# [Work instructions]
Reproduce the entries word for word, and omit any picture you find in them.

# [Task material]

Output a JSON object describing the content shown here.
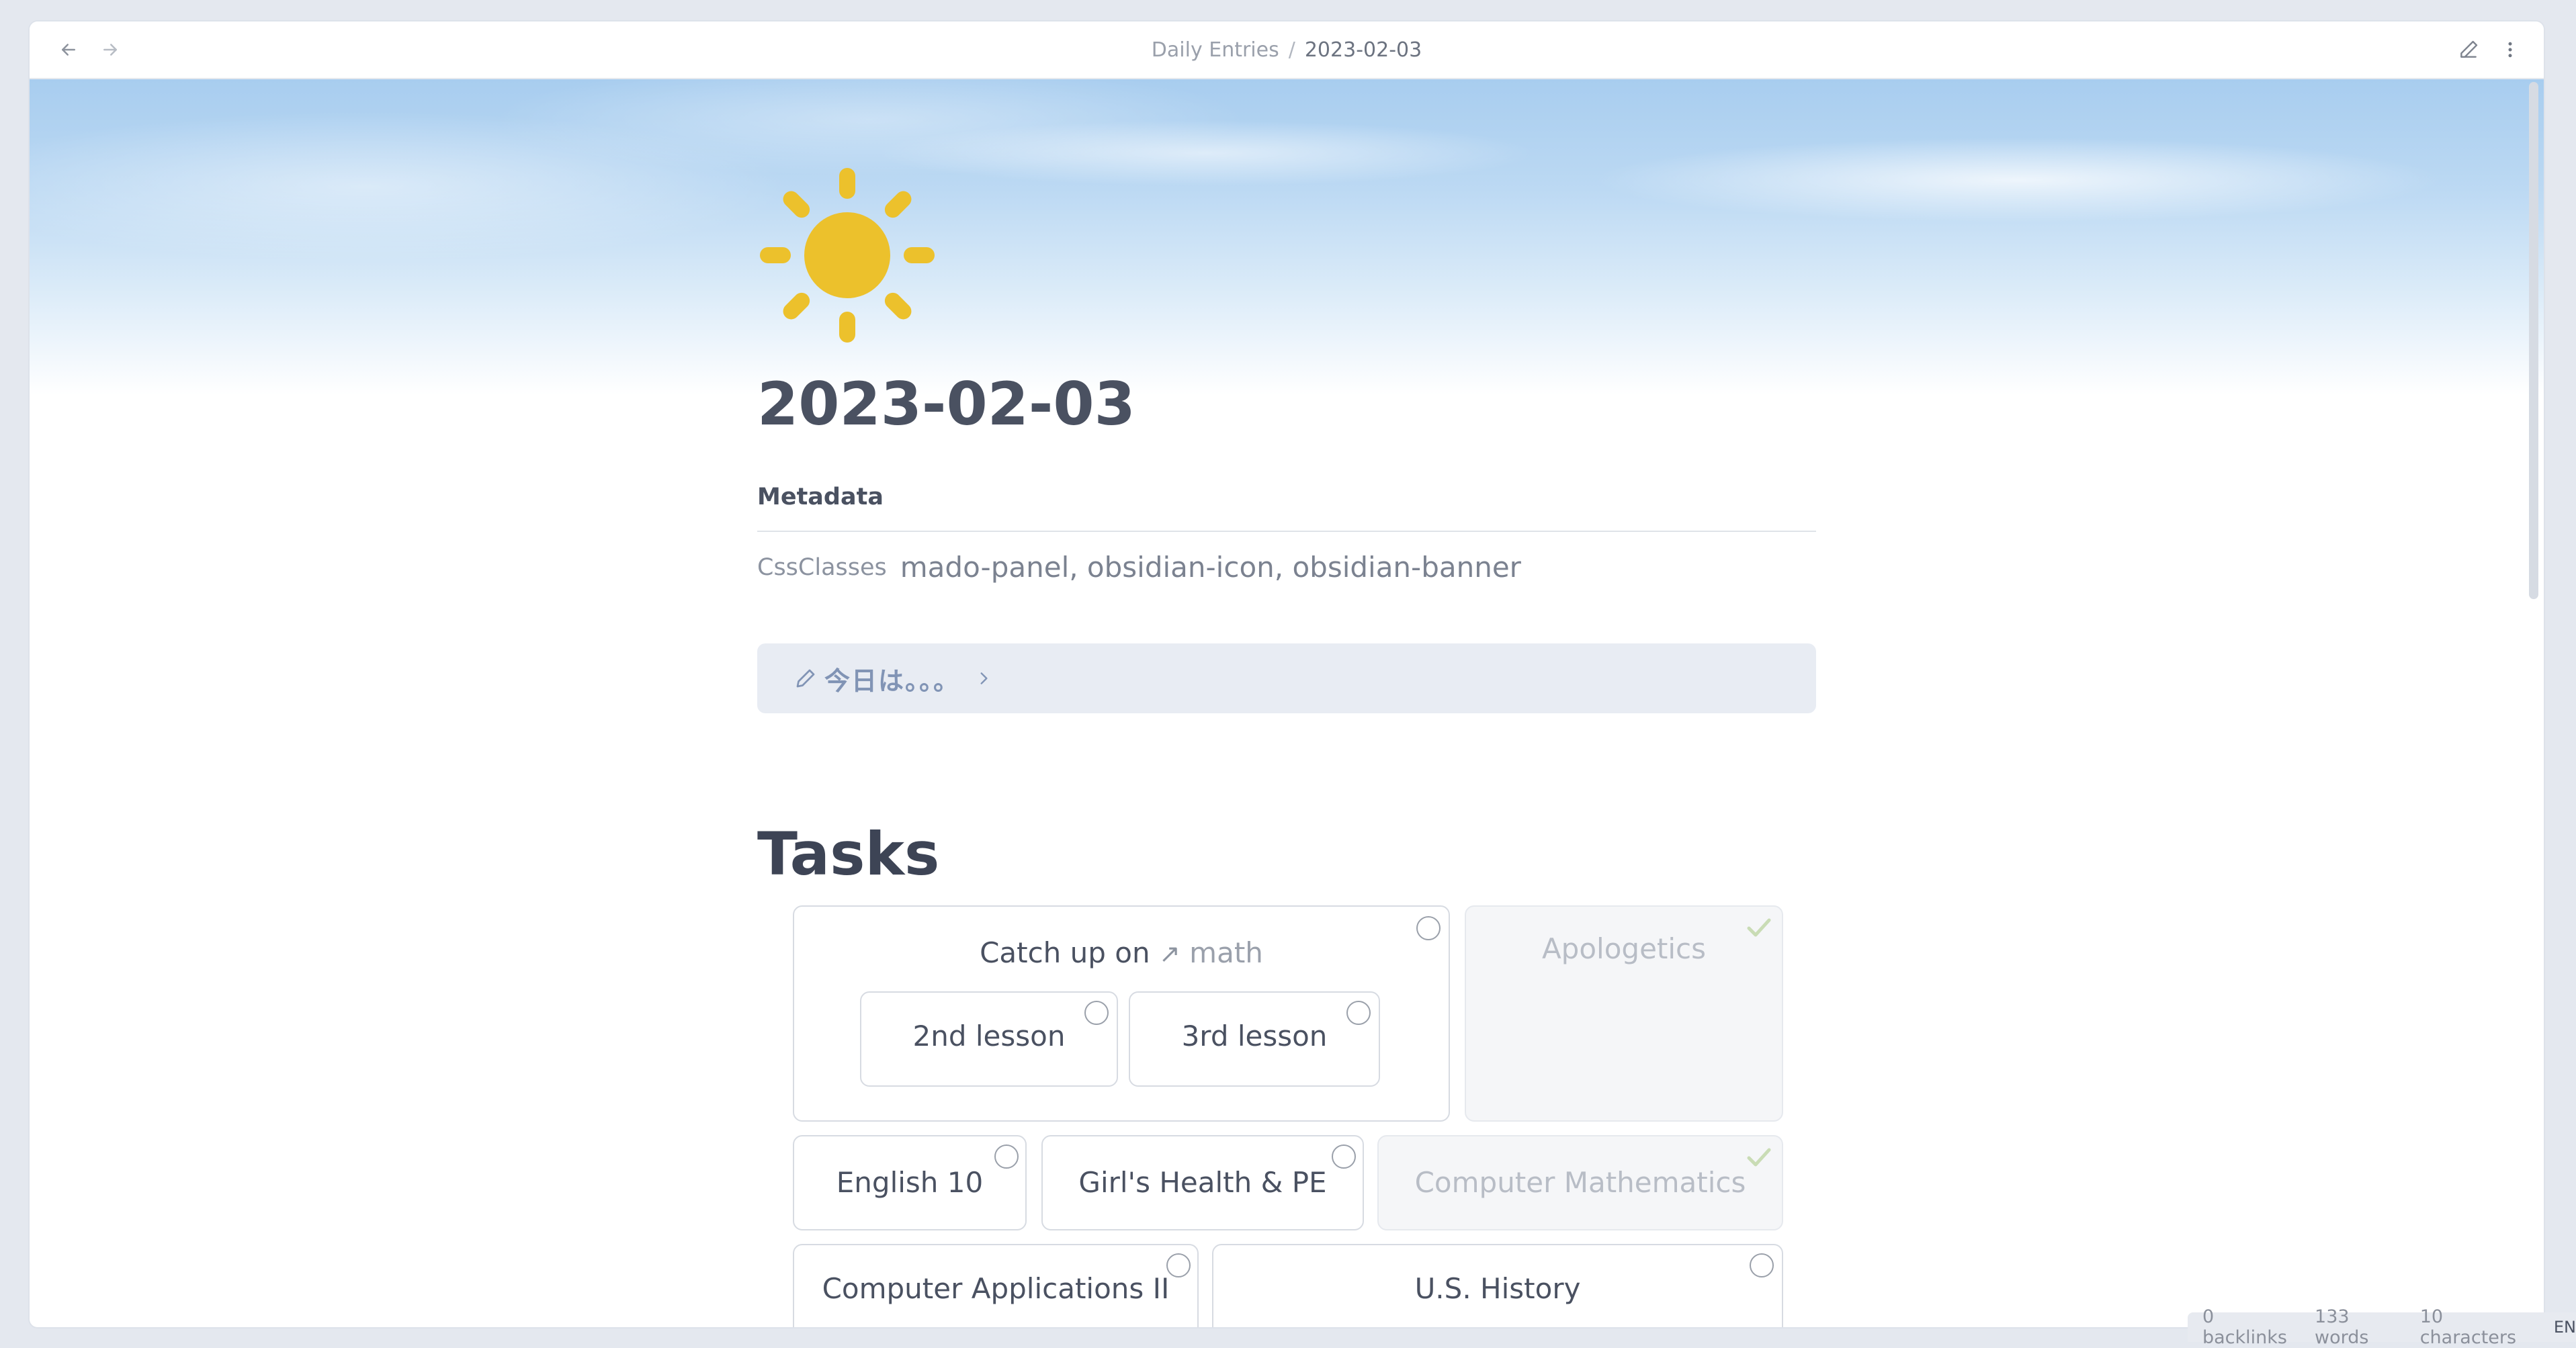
{
  "breadcrumb": {
    "parent": "Daily Entries",
    "separator": "/",
    "current": "2023-02-03"
  },
  "note": {
    "title": "2023-02-03",
    "icon": "sun-icon",
    "icon_color": "#ecc12c"
  },
  "metadata": {
    "heading": "Metadata",
    "key": "CssClasses",
    "value": "mado-panel, obsidian-icon, obsidian-banner"
  },
  "callout": {
    "text": "今日は。。。"
  },
  "tasks": {
    "heading": "Tasks",
    "catchup": {
      "prefix": "Catch up on",
      "link": "math",
      "subtasks": [
        "2nd lesson",
        "3rd lesson"
      ]
    },
    "apologetics": "Apologetics",
    "english": "English 10",
    "health": "Girl's Health & PE",
    "compmath": "Computer Mathematics",
    "compapps": "Computer Applications II",
    "history": "U.S. History"
  },
  "status": {
    "backlinks": "0 backlinks",
    "words": "133 words",
    "characters": "10 characters",
    "lang": "EN"
  },
  "colors": {
    "accent": "#8194b5",
    "done_check": "#c9dcb5"
  }
}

# [Result of the exercise]
Output a JSON object describing the content shown here.
{
  "breadcrumb": {
    "parent": "Daily Entries",
    "separator": "/",
    "current": "2023-02-03"
  },
  "note": {
    "title": "2023-02-03",
    "icon": "sun-icon",
    "icon_color": "#ecc12c"
  },
  "metadata": {
    "heading": "Metadata",
    "key": "CssClasses",
    "value": "mado-panel, obsidian-icon, obsidian-banner"
  },
  "callout": {
    "text": "今日は。。。"
  },
  "tasks": {
    "heading": "Tasks",
    "catchup": {
      "prefix": "Catch up on",
      "link": "math",
      "subtasks": [
        "2nd lesson",
        "3rd lesson"
      ]
    },
    "apologetics": "Apologetics",
    "english": "English 10",
    "health": "Girl's Health & PE",
    "compmath": "Computer Mathematics",
    "compapps": "Computer Applications II",
    "history": "U.S. History"
  },
  "status": {
    "backlinks": "0 backlinks",
    "words": "133 words",
    "characters": "10 characters",
    "lang": "EN"
  },
  "colors": {
    "accent": "#8194b5",
    "done_check": "#c9dcb5"
  }
}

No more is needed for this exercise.